Given task -
Locate all lines in the data below that hold "Nasi" and show them.

Supplied records -

--*--

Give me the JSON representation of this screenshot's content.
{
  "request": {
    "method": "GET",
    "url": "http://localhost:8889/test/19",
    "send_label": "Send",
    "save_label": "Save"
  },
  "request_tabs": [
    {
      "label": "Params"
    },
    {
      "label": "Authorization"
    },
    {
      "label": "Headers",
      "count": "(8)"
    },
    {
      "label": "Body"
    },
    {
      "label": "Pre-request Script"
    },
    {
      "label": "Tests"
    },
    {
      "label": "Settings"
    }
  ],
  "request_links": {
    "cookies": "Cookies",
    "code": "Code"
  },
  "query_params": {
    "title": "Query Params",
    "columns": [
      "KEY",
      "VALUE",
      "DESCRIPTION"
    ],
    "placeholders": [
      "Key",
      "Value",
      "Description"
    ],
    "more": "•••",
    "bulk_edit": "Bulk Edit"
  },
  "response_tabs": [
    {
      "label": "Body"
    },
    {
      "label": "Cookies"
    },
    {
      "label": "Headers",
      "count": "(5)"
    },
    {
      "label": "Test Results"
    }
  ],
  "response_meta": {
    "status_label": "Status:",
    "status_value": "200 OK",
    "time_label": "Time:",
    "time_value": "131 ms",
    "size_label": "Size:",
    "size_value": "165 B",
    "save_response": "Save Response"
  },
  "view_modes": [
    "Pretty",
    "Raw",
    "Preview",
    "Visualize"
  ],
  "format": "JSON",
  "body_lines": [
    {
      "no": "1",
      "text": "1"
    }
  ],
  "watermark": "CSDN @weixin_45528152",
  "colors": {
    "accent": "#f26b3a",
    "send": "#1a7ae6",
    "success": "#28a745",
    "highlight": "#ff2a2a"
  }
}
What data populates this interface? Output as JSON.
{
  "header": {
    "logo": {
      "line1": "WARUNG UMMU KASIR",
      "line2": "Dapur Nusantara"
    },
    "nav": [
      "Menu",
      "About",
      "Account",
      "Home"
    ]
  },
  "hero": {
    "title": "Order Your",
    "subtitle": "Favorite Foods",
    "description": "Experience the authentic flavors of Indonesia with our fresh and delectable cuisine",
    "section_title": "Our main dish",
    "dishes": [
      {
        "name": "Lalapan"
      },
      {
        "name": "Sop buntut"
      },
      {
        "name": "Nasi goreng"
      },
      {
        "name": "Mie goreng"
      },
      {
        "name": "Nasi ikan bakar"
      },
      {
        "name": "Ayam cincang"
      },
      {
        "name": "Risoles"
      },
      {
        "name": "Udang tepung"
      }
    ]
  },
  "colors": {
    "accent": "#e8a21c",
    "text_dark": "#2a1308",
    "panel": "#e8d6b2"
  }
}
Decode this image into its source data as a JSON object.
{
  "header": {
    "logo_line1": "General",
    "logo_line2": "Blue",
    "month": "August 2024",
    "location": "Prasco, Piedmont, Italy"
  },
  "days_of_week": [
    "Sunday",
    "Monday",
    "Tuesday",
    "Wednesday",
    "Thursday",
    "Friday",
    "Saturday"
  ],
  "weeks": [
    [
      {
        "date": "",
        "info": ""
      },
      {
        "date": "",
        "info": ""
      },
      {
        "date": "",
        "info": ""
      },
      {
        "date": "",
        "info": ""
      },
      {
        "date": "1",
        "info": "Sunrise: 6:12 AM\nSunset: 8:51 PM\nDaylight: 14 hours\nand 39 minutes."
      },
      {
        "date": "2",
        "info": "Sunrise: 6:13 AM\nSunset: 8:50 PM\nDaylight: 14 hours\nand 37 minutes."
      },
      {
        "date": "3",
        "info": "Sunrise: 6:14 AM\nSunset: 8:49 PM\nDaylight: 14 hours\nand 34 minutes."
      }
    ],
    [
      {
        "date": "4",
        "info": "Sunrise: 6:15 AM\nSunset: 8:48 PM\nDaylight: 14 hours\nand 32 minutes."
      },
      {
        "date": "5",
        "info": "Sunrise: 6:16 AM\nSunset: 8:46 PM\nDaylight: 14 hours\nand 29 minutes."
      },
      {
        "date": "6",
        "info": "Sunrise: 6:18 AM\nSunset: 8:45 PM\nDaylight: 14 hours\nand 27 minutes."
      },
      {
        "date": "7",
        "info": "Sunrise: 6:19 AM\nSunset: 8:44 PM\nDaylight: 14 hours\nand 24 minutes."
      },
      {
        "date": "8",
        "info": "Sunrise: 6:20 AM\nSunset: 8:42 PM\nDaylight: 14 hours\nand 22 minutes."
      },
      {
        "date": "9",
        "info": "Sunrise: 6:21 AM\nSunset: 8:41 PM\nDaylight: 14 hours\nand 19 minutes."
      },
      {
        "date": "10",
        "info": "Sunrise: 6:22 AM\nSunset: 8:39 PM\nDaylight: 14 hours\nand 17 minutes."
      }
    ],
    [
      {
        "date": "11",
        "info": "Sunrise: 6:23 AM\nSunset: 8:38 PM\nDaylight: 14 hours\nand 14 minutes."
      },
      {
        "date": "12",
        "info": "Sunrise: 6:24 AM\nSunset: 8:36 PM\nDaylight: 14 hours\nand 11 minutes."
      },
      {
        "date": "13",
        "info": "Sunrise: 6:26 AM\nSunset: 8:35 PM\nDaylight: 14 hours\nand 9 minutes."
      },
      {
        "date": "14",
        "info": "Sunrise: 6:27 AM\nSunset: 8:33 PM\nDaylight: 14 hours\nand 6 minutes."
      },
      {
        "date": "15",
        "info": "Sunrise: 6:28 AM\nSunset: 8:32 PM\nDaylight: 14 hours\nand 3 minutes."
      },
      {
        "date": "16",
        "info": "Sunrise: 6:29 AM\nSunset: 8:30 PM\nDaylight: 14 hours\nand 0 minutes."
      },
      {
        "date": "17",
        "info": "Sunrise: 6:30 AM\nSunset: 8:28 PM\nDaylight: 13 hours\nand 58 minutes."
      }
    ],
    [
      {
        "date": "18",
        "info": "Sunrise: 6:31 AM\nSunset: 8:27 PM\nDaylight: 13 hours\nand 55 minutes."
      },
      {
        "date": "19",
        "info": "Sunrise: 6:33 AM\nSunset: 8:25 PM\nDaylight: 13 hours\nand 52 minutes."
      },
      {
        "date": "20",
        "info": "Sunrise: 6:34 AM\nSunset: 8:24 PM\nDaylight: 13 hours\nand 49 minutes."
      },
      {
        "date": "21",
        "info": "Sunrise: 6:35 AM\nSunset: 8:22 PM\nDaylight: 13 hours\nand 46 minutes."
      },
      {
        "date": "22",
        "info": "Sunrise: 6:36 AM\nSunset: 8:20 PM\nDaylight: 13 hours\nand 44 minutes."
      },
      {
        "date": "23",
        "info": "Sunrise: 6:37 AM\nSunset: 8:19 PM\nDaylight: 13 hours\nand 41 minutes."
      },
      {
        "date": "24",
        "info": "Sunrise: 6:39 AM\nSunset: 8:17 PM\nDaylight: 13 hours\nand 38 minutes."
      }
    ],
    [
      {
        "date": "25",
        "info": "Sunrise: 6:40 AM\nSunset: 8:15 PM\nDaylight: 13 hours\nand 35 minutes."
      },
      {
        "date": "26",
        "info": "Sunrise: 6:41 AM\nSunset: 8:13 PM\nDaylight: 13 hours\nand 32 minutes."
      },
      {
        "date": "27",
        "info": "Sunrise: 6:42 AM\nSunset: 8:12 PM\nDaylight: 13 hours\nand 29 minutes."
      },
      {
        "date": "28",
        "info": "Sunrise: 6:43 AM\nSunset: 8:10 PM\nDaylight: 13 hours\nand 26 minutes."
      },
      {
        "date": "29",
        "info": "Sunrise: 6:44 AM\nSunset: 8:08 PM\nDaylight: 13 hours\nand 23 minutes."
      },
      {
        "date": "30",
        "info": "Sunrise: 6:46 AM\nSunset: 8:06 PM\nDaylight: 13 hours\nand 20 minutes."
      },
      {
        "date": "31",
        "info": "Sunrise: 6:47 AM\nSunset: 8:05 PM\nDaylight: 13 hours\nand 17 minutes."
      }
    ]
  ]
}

--*--

Final result -
        "name": "Nasi goreng"
        "name": "Nasi ikan bakar"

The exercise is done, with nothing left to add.